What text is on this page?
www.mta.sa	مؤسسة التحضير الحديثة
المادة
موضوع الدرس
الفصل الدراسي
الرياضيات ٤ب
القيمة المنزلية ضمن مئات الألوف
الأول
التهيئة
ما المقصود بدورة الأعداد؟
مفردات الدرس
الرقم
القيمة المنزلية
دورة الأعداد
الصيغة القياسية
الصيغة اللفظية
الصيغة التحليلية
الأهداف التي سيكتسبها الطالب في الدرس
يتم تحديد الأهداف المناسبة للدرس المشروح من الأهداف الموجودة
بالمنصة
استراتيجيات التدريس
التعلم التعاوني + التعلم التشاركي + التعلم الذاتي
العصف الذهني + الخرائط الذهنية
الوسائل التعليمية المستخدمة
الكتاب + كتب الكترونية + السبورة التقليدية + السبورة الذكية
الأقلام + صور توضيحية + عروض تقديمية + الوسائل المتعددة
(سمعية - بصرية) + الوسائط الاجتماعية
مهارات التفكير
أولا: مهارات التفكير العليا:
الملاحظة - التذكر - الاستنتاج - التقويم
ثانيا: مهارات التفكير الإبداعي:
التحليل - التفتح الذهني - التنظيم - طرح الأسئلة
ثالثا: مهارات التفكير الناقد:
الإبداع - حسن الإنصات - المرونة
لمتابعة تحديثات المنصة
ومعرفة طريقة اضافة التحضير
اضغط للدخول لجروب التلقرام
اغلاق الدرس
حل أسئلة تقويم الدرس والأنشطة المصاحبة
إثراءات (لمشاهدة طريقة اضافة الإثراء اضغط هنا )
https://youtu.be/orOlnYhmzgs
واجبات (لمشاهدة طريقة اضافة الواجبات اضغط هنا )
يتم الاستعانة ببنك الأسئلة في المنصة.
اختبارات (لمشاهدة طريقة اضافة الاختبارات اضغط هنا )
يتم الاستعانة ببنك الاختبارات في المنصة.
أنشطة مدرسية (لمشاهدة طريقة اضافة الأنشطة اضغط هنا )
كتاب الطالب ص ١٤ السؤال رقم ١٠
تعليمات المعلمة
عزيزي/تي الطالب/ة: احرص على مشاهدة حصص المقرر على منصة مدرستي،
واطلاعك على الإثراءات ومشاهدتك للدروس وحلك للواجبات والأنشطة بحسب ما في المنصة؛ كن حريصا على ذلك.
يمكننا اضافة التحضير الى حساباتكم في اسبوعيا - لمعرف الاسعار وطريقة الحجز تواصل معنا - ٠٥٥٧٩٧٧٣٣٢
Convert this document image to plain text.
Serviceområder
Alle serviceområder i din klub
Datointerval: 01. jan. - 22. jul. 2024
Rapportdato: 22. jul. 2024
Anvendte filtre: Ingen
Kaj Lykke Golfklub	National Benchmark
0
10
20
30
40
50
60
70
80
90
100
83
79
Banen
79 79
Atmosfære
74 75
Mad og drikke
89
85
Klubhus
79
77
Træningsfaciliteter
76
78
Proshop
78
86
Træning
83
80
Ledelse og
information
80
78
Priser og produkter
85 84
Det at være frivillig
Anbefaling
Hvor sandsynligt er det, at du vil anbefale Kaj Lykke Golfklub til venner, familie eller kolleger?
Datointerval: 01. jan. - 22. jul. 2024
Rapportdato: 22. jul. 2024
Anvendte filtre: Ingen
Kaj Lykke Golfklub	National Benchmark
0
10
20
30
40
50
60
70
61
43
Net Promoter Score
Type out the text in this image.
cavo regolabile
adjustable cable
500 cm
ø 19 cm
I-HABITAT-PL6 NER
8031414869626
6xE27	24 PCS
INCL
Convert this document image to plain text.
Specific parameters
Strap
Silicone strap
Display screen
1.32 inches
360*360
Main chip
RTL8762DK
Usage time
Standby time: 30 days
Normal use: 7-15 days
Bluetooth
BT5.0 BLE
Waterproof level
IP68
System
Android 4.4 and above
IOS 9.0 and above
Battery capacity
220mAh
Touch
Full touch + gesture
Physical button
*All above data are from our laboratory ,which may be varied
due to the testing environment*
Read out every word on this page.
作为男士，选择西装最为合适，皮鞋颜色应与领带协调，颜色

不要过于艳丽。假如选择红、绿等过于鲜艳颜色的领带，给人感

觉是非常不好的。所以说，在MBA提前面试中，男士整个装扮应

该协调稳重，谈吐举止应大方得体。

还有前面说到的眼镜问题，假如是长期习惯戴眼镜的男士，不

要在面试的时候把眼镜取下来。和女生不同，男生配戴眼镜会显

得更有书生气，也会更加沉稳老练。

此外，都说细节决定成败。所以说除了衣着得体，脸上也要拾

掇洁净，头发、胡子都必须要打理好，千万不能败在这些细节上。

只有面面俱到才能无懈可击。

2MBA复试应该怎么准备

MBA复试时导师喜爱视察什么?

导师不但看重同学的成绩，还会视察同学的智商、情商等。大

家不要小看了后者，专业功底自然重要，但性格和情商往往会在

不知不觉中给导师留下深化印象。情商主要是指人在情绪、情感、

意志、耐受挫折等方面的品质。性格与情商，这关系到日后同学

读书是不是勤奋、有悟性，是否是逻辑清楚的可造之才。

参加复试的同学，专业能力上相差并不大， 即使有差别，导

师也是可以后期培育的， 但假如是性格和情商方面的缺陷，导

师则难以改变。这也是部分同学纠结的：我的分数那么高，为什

====

* WRITTEN REQUEST: Would you give the material above again, complete and exact?

* COMPLETE OUTPUT:
What text is on this page?
www.mta.sa	مؤسسة التحضير الحديثة
المادة
موضوع الدرس
الفصل الدراسي
الرياضيات ٤ب
القيمة المنزلية ضمن مئات الألوف
الأول
التهيئة
ما المقصود بدورة الأعداد؟
مفردات الدرس
الرقم
القيمة المنزلية
دورة الأعداد
الصيغة القياسية
الصيغة اللفظية
الصيغة التحليلية
الأهداف التي سيكتسبها الطالب في الدرس
يتم تحديد الأهداف المناسبة للدرس المشروح من الأهداف الموجودة
بالمنصة
استراتيجيات التدريس
التعلم التعاوني + التعلم التشاركي + التعلم الذاتي
العصف الذهني + الخرائط الذهنية
الوسائل التعليمية المستخدمة
الكتاب + كتب الكترونية + السبورة التقليدية + السبورة الذكية
الأقلام + صور توضيحية + عروض تقديمية + الوسائل المتعددة
(سمعية - بصرية) + الوسائط الاجتماعية
مهارات التفكير
أولا: مهارات التفكير العليا:
الملاحظة - التذكر - الاستنتاج - التقويم
ثانيا: مهارات التفكير الإبداعي:
التحليل - التفتح الذهني - التنظيم - طرح الأسئلة
ثالثا: مهارات التفكير الناقد:
الإبداع - حسن الإنصات - المرونة
لمتابعة تحديثات المنصة
ومعرفة طريقة اضافة التحضير
اضغط للدخول لجروب التلقرام
اغلاق الدرس
حل أسئلة تقويم الدرس والأنشطة المصاحبة
إثراءات (لمشاهدة طريقة اضافة الإثراء اضغط هنا )
https://youtu.be/orOlnYhmzgs
واجبات (لمشاهدة طريقة اضافة الواجبات اضغط هنا )
يتم الاستعانة ببنك الأسئلة في المنصة.
اختبارات (لمشاهدة طريقة اضافة الاختبارات اضغط هنا )
يتم الاستعانة ببنك الاختبارات في المنصة.
أنشطة مدرسية (لمشاهدة طريقة اضافة الأنشطة اضغط هنا )
كتاب الطالب ص ١٤ السؤال رقم ١٠
تعليمات المعلمة
عزيزي/تي الطالب/ة: احرص على مشاهدة حصص المقرر على منصة مدرستي،
واطلاعك على الإثراءات ومشاهدتك للدروس وحلك للواجبات والأنشطة بحسب ما في المنصة؛ كن حريصا على ذلك.
يمكننا اضافة التحضير الى حساباتكم في اسبوعيا - لمعرف الاسعار وطريقة الحجز تواصل معنا - ٠٥٥٧٩٧٧٣٣٢
Convert this document image to plain text.
Serviceområder
Alle serviceområder i din klub
Datointerval: 01. jan. - 22. jul. 2024
Rapportdato: 22. jul. 2024
Anvendte filtre: Ingen
Kaj Lykke Golfklub	National Benchmark
0
10
20
30
40
50
60
70
80
90
100
83
79
Banen
79 79
Atmosfære
74 75
Mad og drikke
89
85
Klubhus
79
77
Træningsfaciliteter
76
78
Proshop
78
86
Træning
83
80
Ledelse og
information
80
78
Priser og produkter
85 84
Det at være frivillig
Anbefaling
Hvor sandsynligt er det, at du vil anbefale Kaj Lykke Golfklub til venner, familie eller kolleger?
Datointerval: 01. jan. - 22. jul. 2024
Rapportdato: 22. jul. 2024
Anvendte filtre: Ingen
Kaj Lykke Golfklub	National Benchmark
0
10
20
30
40
50
60
70
61
43
Net Promoter Score
Type out the text in this image.
cavo regolabile
adjustable cable
500 cm
ø 19 cm
I-HABITAT-PL6 NER
8031414869626
6xE27	24 PCS
INCL
Convert this document image to plain text.
Specific parameters
Strap
Silicone strap
Display screen
1.32 inches
360*360
Main chip
RTL8762DK
Usage time
Standby time: 30 days
Normal use: 7-15 days
Bluetooth
BT5.0 BLE
Waterproof level
IP68
System
Android 4.4 and above
IOS 9.0 and above
Battery capacity
220mAh
Touch
Full touch + gesture
Physical button
*All above data are from our laboratory ,which may be varied
due to the testing environment*
Read out every word on this page.
作为男士，选择西装最为合适，皮鞋颜色应与领带协调，颜色

不要过于艳丽。假如选择红、绿等过于鲜艳颜色的领带，给人感

觉是非常不好的。所以说，在MBA提前面试中，男士整个装扮应

该协调稳重，谈吐举止应大方得体。

还有前面说到的眼镜问题，假如是长期习惯戴眼镜的男士，不

要在面试的时候把眼镜取下来。和女生不同，男生配戴眼镜会显

得更有书生气，也会更加沉稳老练。

此外，都说细节决定成败。所以说除了衣着得体，脸上也要拾

掇洁净，头发、胡子都必须要打理好，千万不能败在这些细节上。

只有面面俱到才能无懈可击。

2MBA复试应该怎么准备

MBA复试时导师喜爱视察什么?

导师不但看重同学的成绩，还会视察同学的智商、情商等。大

家不要小看了后者，专业功底自然重要，但性格和情商往往会在

不知不觉中给导师留下深化印象。情商主要是指人在情绪、情感、

意志、耐受挫折等方面的品质。性格与情商，这关系到日后同学

读书是不是勤奋、有悟性，是否是逻辑清楚的可造之才。

参加复试的同学，专业能力上相差并不大， 即使有差别，导

师也是可以后期培育的， 但假如是性格和情商方面的缺陷，导

师则难以改变。这也是部分同学纠结的：我的分数那么高，为什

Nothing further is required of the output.